Saved entries
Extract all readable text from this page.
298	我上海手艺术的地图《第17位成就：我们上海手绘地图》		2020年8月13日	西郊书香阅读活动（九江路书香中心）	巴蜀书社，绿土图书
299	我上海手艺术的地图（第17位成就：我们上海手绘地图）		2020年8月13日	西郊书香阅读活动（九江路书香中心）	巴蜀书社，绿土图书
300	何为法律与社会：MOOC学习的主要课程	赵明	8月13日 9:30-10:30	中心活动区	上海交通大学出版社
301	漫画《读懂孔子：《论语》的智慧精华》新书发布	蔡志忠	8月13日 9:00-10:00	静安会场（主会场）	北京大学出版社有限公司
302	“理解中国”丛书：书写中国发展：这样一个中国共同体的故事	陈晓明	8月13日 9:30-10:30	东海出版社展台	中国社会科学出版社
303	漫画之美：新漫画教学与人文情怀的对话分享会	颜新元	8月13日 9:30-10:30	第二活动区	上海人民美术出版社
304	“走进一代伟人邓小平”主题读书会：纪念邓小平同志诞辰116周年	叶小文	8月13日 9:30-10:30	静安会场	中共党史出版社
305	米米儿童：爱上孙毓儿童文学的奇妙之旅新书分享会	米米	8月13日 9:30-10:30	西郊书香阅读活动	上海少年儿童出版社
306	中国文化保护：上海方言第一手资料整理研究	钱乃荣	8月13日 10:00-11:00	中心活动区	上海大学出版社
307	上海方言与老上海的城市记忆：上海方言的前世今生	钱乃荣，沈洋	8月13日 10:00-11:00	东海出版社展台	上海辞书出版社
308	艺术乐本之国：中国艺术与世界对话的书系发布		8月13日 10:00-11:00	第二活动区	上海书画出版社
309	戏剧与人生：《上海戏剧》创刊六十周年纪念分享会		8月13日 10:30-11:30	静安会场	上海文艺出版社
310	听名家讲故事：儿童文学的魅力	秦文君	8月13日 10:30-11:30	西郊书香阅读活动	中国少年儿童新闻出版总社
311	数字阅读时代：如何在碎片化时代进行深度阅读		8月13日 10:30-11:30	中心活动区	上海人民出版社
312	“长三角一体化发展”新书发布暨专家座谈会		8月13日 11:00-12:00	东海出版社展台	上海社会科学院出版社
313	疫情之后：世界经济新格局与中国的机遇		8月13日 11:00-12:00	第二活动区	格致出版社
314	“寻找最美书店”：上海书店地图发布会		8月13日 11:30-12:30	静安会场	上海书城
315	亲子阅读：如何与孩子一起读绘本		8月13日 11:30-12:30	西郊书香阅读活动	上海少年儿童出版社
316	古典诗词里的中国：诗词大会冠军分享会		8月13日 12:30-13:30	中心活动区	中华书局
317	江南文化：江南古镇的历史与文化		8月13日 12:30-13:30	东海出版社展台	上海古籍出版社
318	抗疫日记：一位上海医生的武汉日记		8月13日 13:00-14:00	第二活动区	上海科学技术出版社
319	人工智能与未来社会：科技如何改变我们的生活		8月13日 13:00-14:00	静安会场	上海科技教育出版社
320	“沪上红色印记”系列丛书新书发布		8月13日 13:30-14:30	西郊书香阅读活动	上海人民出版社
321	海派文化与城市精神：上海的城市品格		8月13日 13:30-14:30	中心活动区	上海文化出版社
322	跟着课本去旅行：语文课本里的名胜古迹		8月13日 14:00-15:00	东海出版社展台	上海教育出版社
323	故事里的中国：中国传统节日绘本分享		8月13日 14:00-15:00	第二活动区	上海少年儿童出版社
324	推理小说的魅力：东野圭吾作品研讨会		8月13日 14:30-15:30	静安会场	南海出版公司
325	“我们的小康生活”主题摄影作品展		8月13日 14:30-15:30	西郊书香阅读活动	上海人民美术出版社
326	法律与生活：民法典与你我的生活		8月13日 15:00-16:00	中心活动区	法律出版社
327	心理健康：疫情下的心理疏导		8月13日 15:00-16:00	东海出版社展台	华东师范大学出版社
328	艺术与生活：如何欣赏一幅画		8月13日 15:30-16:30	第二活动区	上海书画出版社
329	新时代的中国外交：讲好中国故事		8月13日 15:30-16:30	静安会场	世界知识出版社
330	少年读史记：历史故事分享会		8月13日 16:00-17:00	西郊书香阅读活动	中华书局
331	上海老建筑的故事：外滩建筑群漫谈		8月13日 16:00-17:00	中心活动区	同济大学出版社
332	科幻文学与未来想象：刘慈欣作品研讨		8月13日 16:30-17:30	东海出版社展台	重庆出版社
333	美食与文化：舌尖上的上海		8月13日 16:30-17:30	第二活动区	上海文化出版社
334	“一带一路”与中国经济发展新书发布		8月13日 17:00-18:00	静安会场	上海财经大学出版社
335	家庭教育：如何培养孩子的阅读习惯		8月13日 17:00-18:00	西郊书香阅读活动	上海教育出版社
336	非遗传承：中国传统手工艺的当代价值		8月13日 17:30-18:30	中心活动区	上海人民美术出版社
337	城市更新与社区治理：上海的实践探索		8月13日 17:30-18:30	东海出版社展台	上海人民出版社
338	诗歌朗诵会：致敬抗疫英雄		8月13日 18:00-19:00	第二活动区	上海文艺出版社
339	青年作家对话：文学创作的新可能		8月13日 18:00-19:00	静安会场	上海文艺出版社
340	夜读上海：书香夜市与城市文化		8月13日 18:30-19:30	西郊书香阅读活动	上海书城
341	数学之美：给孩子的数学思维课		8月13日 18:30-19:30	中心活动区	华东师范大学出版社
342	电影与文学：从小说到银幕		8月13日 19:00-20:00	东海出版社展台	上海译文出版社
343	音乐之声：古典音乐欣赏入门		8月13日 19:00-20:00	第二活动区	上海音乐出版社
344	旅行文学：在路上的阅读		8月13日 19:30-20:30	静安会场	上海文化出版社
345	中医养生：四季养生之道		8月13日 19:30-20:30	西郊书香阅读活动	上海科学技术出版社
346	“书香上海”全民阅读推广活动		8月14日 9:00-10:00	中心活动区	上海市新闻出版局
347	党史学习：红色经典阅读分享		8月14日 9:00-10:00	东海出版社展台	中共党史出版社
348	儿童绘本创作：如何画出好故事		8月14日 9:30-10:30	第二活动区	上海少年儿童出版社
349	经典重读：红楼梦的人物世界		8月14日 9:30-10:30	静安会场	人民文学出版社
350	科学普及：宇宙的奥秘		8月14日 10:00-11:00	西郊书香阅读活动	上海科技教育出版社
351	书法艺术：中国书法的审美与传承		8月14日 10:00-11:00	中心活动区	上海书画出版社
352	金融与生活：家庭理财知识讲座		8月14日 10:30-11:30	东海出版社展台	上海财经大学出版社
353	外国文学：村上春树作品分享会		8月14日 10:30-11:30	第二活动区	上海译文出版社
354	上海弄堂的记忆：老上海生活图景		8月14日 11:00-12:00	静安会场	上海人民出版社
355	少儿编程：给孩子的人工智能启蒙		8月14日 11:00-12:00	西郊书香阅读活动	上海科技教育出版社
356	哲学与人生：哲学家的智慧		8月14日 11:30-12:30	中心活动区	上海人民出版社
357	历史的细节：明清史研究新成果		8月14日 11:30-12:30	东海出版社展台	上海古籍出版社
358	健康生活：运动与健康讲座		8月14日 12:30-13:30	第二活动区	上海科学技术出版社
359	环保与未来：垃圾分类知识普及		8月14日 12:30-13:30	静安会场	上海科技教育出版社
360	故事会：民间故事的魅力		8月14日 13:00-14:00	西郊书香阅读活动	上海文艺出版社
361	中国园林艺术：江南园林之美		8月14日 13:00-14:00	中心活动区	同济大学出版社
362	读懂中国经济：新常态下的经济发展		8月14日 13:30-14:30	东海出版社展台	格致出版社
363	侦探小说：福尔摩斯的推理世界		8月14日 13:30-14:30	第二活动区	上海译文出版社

### [WHAT TO DO]
Return what is listed above, exactly and completely.

### [WRITTEN ANSWER]
Extract all readable text from this page.
298	我上海手艺术的地图《第17位成就：我们上海手绘地图》		2020年8月13日	西郊书香阅读活动（九江路书香中心）	巴蜀书社，绿土图书
299	我上海手艺术的地图（第17位成就：我们上海手绘地图）		2020年8月13日	西郊书香阅读活动（九江路书香中心）	巴蜀书社，绿土图书
300	何为法律与社会：MOOC学习的主要课程	赵明	8月13日 9:30-10:30	中心活动区	上海交通大学出版社
301	漫画《读懂孔子：《论语》的智慧精华》新书发布	蔡志忠	8月13日 9:00-10:00	静安会场（主会场）	北京大学出版社有限公司
302	“理解中国”丛书：书写中国发展：这样一个中国共同体的故事	陈晓明	8月13日 9:30-10:30	东海出版社展台	中国社会科学出版社
303	漫画之美：新漫画教学与人文情怀的对话分享会	颜新元	8月13日 9:30-10:30	第二活动区	上海人民美术出版社
304	“走进一代伟人邓小平”主题读书会：纪念邓小平同志诞辰116周年	叶小文	8月13日 9:30-10:30	静安会场	中共党史出版社
305	米米儿童：爱上孙毓儿童文学的奇妙之旅新书分享会	米米	8月13日 9:30-10:30	西郊书香阅读活动	上海少年儿童出版社
306	中国文化保护：上海方言第一手资料整理研究	钱乃荣	8月13日 10:00-11:00	中心活动区	上海大学出版社
307	上海方言与老上海的城市记忆：上海方言的前世今生	钱乃荣，沈洋	8月13日 10:00-11:00	东海出版社展台	上海辞书出版社
308	艺术乐本之国：中国艺术与世界对话的书系发布		8月13日 10:00-11:00	第二活动区	上海书画出版社
309	戏剧与人生：《上海戏剧》创刊六十周年纪念分享会		8月13日 10:30-11:30	静安会场	上海文艺出版社
310	听名家讲故事：儿童文学的魅力	秦文君	8月13日 10:30-11:30	西郊书香阅读活动	中国少年儿童新闻出版总社
311	数字阅读时代：如何在碎片化时代进行深度阅读		8月13日 10:30-11:30	中心活动区	上海人民出版社
312	“长三角一体化发展”新书发布暨专家座谈会		8月13日 11:00-12:00	东海出版社展台	上海社会科学院出版社
313	疫情之后：世界经济新格局与中国的机遇		8月13日 11:00-12:00	第二活动区	格致出版社
314	“寻找最美书店”：上海书店地图发布会		8月13日 11:30-12:30	静安会场	上海书城
315	亲子阅读：如何与孩子一起读绘本		8月13日 11:30-12:30	西郊书香阅读活动	上海少年儿童出版社
316	古典诗词里的中国：诗词大会冠军分享会		8月13日 12:30-13:30	中心活动区	中华书局
317	江南文化：江南古镇的历史与文化		8月13日 12:30-13:30	东海出版社展台	上海古籍出版社
318	抗疫日记：一位上海医生的武汉日记		8月13日 13:00-14:00	第二活动区	上海科学技术出版社
319	人工智能与未来社会：科技如何改变我们的生活		8月13日 13:00-14:00	静安会场	上海科技教育出版社
320	“沪上红色印记”系列丛书新书发布		8月13日 13:30-14:30	西郊书香阅读活动	上海人民出版社
321	海派文化与城市精神：上海的城市品格		8月13日 13:30-14:30	中心活动区	上海文化出版社
322	跟着课本去旅行：语文课本里的名胜古迹		8月13日 14:00-15:00	东海出版社展台	上海教育出版社
323	故事里的中国：中国传统节日绘本分享		8月13日 14:00-15:00	第二活动区	上海少年儿童出版社
324	推理小说的魅力：东野圭吾作品研讨会		8月13日 14:30-15:30	静安会场	南海出版公司
325	“我们的小康生活”主题摄影作品展		8月13日 14:30-15:30	西郊书香阅读活动	上海人民美术出版社
326	法律与生活：民法典与你我的生活		8月13日 15:00-16:00	中心活动区	法律出版社
327	心理健康：疫情下的心理疏导		8月13日 15:00-16:00	东海出版社展台	华东师范大学出版社
328	艺术与生活：如何欣赏一幅画		8月13日 15:30-16:30	第二活动区	上海书画出版社
329	新时代的中国外交：讲好中国故事		8月13日 15:30-16:30	静安会场	世界知识出版社
330	少年读史记：历史故事分享会		8月13日 16:00-17:00	西郊书香阅读活动	中华书局
331	上海老建筑的故事：外滩建筑群漫谈		8月13日 16:00-17:00	中心活动区	同济大学出版社
332	科幻文学与未来想象：刘慈欣作品研讨		8月13日 16:30-17:30	东海出版社展台	重庆出版社
333	美食与文化：舌尖上的上海		8月13日 16:30-17:30	第二活动区	上海文化出版社
334	“一带一路”与中国经济发展新书发布		8月13日 17:00-18:00	静安会场	上海财经大学出版社
335	家庭教育：如何培养孩子的阅读习惯		8月13日 17:00-18:00	西郊书香阅读活动	上海教育出版社
336	非遗传承：中国传统手工艺的当代价值		8月13日 17:30-18:30	中心活动区	上海人民美术出版社
337	城市更新与社区治理：上海的实践探索		8月13日 17:30-18:30	东海出版社展台	上海人民出版社
338	诗歌朗诵会：致敬抗疫英雄		8月13日 18:00-19:00	第二活动区	上海文艺出版社
339	青年作家对话：文学创作的新可能		8月13日 18:00-19:00	静安会场	上海文艺出版社
340	夜读上海：书香夜市与城市文化		8月13日 18:30-19:30	西郊书香阅读活动	上海书城
341	数学之美：给孩子的数学思维课		8月13日 18:30-19:30	中心活动区	华东师范大学出版社
342	电影与文学：从小说到银幕		8月13日 19:00-20:00	东海出版社展台	上海译文出版社
343	音乐之声：古典音乐欣赏入门		8月13日 19:00-20:00	第二活动区	上海音乐出版社
344	旅行文学：在路上的阅读		8月13日 19:30-20:30	静安会场	上海文化出版社
345	中医养生：四季养生之道		8月13日 19:30-20:30	西郊书香阅读活动	上海科学技术出版社
346	“书香上海”全民阅读推广活动		8月14日 9:00-10:00	中心活动区	上海市新闻出版局
347	党史学习：红色经典阅读分享		8月14日 9:00-10:00	东海出版社展台	中共党史出版社
348	儿童绘本创作：如何画出好故事		8月14日 9:30-10:30	第二活动区	上海少年儿童出版社
349	经典重读：红楼梦的人物世界		8月14日 9:30-10:30	静安会场	人民文学出版社
350	科学普及：宇宙的奥秘		8月14日 10:00-11:00	西郊书香阅读活动	上海科技教育出版社
351	书法艺术：中国书法的审美与传承		8月14日 10:00-11:00	中心活动区	上海书画出版社
352	金融与生活：家庭理财知识讲座		8月14日 10:30-11:30	东海出版社展台	上海财经大学出版社
353	外国文学：村上春树作品分享会		8月14日 10:30-11:30	第二活动区	上海译文出版社
354	上海弄堂的记忆：老上海生活图景		8月14日 11:00-12:00	静安会场	上海人民出版社
355	少儿编程：给孩子的人工智能启蒙		8月14日 11:00-12:00	西郊书香阅读活动	上海科技教育出版社
356	哲学与人生：哲学家的智慧		8月14日 11:30-12:30	中心活动区	上海人民出版社
357	历史的细节：明清史研究新成果		8月14日 11:30-12:30	东海出版社展台	上海古籍出版社
358	健康生活：运动与健康讲座		8月14日 12:30-13:30	第二活动区	上海科学技术出版社
359	环保与未来：垃圾分类知识普及		8月14日 12:30-13:30	静安会场	上海科技教育出版社
360	故事会：民间故事的魅力		8月14日 13:00-14:00	西郊书香阅读活动	上海文艺出版社
361	中国园林艺术：江南园林之美		8月14日 13:00-14:00	中心活动区	同济大学出版社
362	读懂中国经济：新常态下的经济发展		8月14日 13:30-14:30	东海出版社展台	格致出版社
363	侦探小说：福尔摩斯的推理世界		8月14日 13:30-14:30	第二活动区	上海译文出版社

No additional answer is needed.